Copy every line of the entries that includes the word "κατὰ".

Dataset items:
----------
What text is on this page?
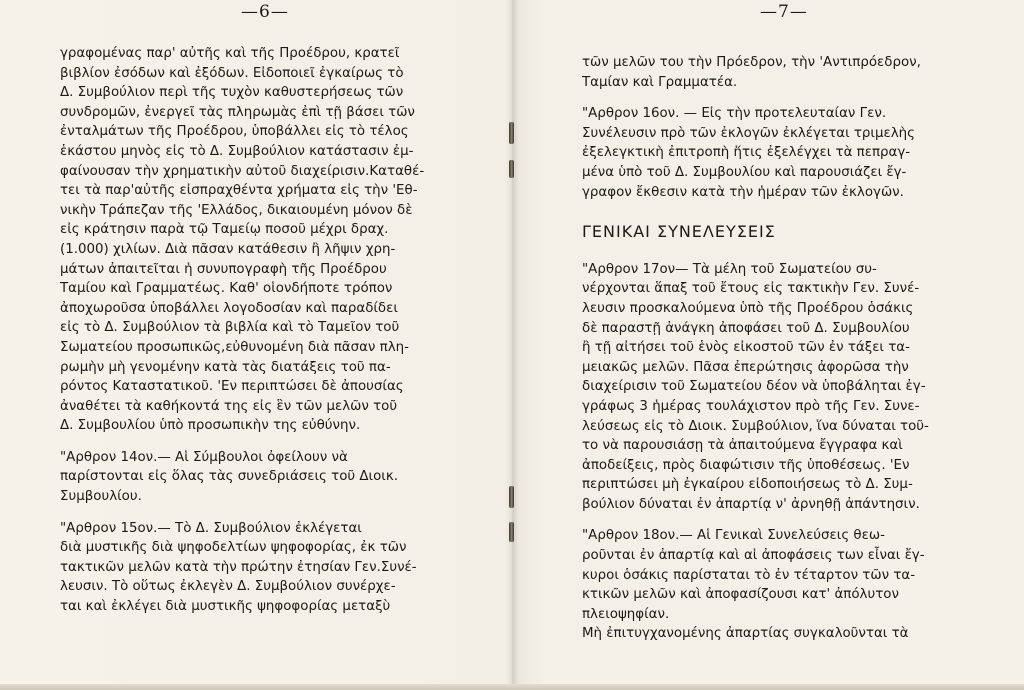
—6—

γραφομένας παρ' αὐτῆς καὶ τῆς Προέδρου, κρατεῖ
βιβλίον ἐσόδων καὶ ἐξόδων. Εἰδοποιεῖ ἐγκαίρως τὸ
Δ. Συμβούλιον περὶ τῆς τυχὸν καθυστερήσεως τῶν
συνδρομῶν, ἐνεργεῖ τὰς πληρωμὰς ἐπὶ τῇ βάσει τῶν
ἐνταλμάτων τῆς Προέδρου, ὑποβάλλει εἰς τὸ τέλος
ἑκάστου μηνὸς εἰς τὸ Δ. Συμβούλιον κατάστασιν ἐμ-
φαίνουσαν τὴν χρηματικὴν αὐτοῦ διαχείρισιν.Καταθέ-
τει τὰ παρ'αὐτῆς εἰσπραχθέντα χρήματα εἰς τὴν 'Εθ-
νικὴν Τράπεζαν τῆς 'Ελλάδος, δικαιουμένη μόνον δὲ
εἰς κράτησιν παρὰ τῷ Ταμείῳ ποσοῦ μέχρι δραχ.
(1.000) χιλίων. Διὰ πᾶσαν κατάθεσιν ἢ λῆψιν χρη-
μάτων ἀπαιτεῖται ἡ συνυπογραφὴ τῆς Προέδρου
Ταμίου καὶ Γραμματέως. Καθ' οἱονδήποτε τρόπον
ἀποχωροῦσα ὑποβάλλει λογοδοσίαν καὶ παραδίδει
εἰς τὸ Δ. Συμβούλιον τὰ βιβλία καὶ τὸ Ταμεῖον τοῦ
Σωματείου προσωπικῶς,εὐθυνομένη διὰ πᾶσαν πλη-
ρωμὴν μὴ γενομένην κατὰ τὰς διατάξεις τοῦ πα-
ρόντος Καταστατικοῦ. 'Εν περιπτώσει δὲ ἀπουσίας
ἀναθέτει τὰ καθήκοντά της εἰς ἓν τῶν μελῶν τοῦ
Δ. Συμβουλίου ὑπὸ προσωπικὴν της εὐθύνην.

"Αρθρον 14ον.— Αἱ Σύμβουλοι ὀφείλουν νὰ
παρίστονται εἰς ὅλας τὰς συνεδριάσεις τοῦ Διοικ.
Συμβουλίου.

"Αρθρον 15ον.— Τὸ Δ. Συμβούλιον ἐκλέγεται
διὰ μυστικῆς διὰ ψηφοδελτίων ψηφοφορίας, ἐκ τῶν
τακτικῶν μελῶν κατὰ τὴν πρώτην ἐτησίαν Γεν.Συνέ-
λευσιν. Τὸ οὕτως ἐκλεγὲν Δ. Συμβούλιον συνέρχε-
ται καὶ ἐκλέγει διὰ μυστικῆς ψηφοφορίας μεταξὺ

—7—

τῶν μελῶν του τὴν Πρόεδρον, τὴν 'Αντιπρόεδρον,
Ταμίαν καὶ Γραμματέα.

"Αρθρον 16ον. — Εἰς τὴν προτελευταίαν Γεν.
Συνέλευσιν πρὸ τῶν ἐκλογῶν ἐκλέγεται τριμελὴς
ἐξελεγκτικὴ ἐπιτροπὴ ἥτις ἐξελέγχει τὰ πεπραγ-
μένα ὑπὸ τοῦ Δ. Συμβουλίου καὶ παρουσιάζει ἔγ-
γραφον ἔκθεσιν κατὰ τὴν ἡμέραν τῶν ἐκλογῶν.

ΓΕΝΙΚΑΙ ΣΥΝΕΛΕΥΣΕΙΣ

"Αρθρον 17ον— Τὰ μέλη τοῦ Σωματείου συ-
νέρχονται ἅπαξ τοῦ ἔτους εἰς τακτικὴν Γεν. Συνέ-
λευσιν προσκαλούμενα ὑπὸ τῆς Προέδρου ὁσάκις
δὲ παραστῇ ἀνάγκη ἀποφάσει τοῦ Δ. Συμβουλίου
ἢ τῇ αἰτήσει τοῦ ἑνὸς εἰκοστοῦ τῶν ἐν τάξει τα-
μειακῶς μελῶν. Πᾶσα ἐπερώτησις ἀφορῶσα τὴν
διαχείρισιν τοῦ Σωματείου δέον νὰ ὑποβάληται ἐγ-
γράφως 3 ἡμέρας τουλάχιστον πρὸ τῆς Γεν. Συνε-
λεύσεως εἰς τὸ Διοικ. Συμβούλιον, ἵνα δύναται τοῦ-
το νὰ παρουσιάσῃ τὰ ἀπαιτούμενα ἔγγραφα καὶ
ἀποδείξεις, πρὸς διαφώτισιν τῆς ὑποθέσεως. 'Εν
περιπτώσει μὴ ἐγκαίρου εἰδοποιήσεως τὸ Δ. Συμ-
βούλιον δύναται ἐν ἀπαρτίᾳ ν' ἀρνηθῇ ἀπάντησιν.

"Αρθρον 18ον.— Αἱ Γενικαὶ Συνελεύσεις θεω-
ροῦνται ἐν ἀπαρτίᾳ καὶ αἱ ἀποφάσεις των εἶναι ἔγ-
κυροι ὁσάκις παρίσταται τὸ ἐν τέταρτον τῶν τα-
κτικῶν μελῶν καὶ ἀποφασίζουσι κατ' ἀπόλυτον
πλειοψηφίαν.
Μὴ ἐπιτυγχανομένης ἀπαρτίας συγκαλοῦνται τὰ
----------
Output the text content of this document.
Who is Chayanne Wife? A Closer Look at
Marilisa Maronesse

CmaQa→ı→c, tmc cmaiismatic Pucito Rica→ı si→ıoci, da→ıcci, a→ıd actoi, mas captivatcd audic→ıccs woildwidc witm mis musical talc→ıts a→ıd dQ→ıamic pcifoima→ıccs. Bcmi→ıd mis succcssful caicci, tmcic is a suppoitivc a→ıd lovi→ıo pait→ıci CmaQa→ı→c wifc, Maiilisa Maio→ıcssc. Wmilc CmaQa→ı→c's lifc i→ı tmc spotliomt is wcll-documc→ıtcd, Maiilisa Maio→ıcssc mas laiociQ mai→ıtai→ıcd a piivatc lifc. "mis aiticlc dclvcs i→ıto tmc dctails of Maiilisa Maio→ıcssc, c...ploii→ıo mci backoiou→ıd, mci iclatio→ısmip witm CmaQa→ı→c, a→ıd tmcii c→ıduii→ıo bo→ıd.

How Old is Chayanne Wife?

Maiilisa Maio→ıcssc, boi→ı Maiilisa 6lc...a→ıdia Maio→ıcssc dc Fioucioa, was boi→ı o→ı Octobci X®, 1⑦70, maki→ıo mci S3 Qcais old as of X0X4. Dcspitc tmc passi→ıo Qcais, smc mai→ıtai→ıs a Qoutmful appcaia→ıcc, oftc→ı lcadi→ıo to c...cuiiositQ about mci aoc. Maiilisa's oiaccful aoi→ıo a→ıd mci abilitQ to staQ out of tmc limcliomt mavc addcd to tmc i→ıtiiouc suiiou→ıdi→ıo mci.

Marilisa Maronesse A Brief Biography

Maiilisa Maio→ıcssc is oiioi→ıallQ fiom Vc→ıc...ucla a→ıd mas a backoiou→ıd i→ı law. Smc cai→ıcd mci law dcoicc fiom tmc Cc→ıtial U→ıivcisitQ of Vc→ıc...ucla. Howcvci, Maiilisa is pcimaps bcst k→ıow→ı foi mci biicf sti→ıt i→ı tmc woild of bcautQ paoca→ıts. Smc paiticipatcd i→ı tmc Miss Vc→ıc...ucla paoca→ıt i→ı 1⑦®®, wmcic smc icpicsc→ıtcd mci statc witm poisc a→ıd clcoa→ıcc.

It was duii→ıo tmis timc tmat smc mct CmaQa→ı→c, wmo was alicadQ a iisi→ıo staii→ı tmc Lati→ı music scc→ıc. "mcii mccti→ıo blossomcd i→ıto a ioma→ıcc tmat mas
----------
• Final answer
ρωμὴν μὴ γενομένην κατὰ τὰς διατάξεις τοῦ πα-
τακτικῶν μελῶν κατὰ τὴν πρώτην ἐτησίαν Γεν.Συνέ-
γραφον ἔκθεσιν κατὰ τὴν ἡμέραν τῶν ἐκλογῶν.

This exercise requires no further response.